What you are asked to do: Would you return the complete listing below word for word?

········

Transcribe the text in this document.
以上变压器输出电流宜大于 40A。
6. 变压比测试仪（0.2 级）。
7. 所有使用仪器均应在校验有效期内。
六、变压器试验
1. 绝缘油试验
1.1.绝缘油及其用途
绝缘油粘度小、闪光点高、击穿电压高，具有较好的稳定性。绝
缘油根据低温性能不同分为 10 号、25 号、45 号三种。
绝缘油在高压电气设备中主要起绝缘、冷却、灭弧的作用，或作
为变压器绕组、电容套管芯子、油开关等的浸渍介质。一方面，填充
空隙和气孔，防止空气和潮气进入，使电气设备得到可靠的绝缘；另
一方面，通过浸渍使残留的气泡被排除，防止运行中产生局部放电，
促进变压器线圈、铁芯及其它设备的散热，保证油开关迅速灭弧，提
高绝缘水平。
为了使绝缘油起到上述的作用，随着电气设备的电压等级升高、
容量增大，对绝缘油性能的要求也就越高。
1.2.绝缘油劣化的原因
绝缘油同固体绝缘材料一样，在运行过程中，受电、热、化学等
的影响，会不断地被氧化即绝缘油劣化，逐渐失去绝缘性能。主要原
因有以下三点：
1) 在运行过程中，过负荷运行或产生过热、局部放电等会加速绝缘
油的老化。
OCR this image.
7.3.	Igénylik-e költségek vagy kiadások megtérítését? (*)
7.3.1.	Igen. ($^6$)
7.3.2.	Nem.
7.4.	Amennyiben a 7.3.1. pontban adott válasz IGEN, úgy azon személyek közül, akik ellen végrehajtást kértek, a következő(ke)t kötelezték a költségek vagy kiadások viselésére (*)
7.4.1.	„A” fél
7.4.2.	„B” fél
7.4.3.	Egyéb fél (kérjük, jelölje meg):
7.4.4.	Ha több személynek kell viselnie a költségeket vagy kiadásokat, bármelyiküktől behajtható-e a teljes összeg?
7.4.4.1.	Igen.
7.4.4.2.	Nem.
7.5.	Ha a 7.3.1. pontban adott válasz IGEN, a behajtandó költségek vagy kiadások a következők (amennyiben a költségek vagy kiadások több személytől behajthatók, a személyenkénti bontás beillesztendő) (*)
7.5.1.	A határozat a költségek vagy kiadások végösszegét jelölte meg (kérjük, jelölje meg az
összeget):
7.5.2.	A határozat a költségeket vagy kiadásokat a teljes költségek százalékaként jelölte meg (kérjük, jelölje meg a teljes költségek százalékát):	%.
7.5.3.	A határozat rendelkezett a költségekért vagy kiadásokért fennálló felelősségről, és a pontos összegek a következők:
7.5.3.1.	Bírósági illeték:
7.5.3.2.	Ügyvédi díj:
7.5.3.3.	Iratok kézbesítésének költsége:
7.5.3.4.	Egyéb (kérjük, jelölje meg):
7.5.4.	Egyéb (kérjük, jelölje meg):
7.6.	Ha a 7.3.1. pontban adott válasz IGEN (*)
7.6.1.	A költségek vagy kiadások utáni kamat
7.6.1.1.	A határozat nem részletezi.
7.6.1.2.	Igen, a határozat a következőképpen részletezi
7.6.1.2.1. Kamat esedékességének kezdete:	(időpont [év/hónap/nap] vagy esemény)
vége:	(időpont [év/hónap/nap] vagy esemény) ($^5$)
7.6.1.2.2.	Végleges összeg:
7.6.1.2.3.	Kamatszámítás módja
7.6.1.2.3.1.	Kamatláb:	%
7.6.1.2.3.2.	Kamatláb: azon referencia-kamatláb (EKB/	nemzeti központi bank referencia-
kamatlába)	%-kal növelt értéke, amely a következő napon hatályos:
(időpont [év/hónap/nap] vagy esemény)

········

Exercise output:
Transcribe the text in this document.
以上变压器输出电流宜大于 40A。
6. 变压比测试仪（0.2 级）。
7. 所有使用仪器均应在校验有效期内。
六、变压器试验
1. 绝缘油试验
1.1.绝缘油及其用途
绝缘油粘度小、闪光点高、击穿电压高，具有较好的稳定性。绝
缘油根据低温性能不同分为 10 号、25 号、45 号三种。
绝缘油在高压电气设备中主要起绝缘、冷却、灭弧的作用，或作
为变压器绕组、电容套管芯子、油开关等的浸渍介质。一方面，填充
空隙和气孔，防止空气和潮气进入，使电气设备得到可靠的绝缘；另
一方面，通过浸渍使残留的气泡被排除，防止运行中产生局部放电，
促进变压器线圈、铁芯及其它设备的散热，保证油开关迅速灭弧，提
高绝缘水平。
为了使绝缘油起到上述的作用，随着电气设备的电压等级升高、
容量增大，对绝缘油性能的要求也就越高。
1.2.绝缘油劣化的原因
绝缘油同固体绝缘材料一样，在运行过程中，受电、热、化学等
的影响，会不断地被氧化即绝缘油劣化，逐渐失去绝缘性能。主要原
因有以下三点：
1) 在运行过程中，过负荷运行或产生过热、局部放电等会加速绝缘
油的老化。
OCR this image.
7.3.	Igénylik-e költségek vagy kiadások megtérítését? (*)
7.3.1.	Igen. ($^6$)
7.3.2.	Nem.
7.4.	Amennyiben a 7.3.1. pontban adott válasz IGEN, úgy azon személyek közül, akik ellen végrehajtást kértek, a következő(ke)t kötelezték a költségek vagy kiadások viselésére (*)
7.4.1.	„A” fél
7.4.2.	„B” fél
7.4.3.	Egyéb fél (kérjük, jelölje meg):
7.4.4.	Ha több személynek kell viselnie a költségeket vagy kiadásokat, bármelyiküktől behajtható-e a teljes összeg?
7.4.4.1.	Igen.
7.4.4.2.	Nem.
7.5.	Ha a 7.3.1. pontban adott válasz IGEN, a behajtandó költségek vagy kiadások a következők (amennyiben a költségek vagy kiadások több személytől behajthatók, a személyenkénti bontás beillesztendő) (*)
7.5.1.	A határozat a költségek vagy kiadások végösszegét jelölte meg (kérjük, jelölje meg az
összeget):
7.5.2.	A határozat a költségeket vagy kiadásokat a teljes költségek százalékaként jelölte meg (kérjük, jelölje meg a teljes költségek százalékát):	%.
7.5.3.	A határozat rendelkezett a költségekért vagy kiadásokért fennálló felelősségről, és a pontos összegek a következők:
7.5.3.1.	Bírósági illeték:
7.5.3.2.	Ügyvédi díj:
7.5.3.3.	Iratok kézbesítésének költsége:
7.5.3.4.	Egyéb (kérjük, jelölje meg):
7.5.4.	Egyéb (kérjük, jelölje meg):
7.6.	Ha a 7.3.1. pontban adott válasz IGEN (*)
7.6.1.	A költségek vagy kiadások utáni kamat
7.6.1.1.	A határozat nem részletezi.
7.6.1.2.	Igen, a határozat a következőképpen részletezi
7.6.1.2.1. Kamat esedékességének kezdete:	(időpont [év/hónap/nap] vagy esemény)
vége:	(időpont [év/hónap/nap] vagy esemény) ($^5$)
7.6.1.2.2.	Végleges összeg:
7.6.1.2.3.	Kamatszámítás módja
7.6.1.2.3.1.	Kamatláb:	%
7.6.1.2.3.2.	Kamatláb: azon referencia-kamatláb (EKB/	nemzeti központi bank referencia-
kamatlába)	%-kal növelt értéke, amely a következő napon hatályos:
(időpont [év/hónap/nap] vagy esemény)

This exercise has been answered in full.